### PROMPT
Return each line of the listing in which the word "name" appears.

========

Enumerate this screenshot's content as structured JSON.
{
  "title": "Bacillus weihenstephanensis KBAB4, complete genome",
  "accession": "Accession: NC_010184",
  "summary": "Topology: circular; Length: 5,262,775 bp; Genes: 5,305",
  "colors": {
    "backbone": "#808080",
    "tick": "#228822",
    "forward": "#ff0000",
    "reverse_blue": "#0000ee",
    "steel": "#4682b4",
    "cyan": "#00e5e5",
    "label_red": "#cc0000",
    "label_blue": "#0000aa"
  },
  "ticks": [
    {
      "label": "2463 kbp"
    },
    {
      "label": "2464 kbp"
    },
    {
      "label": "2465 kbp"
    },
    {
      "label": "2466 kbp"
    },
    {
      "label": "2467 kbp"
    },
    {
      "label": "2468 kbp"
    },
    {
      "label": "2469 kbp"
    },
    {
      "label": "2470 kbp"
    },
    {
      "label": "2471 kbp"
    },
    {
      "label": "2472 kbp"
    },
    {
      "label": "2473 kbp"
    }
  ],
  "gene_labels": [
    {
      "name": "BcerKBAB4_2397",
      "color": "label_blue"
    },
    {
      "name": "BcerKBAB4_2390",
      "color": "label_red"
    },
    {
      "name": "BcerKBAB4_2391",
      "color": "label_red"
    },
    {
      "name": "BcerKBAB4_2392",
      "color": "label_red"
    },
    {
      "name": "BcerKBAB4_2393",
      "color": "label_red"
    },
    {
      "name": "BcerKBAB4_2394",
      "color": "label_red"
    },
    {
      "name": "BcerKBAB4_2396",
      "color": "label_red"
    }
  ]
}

========

### YOUR RESPONSE
      "name": "BcerKBAB4_2397",
      "name": "BcerKBAB4_2390",
      "name": "BcerKBAB4_2391",
      "name": "BcerKBAB4_2392",
      "name": "BcerKBAB4_2393",
      "name": "BcerKBAB4_2394",
      "name": "BcerKBAB4_2396",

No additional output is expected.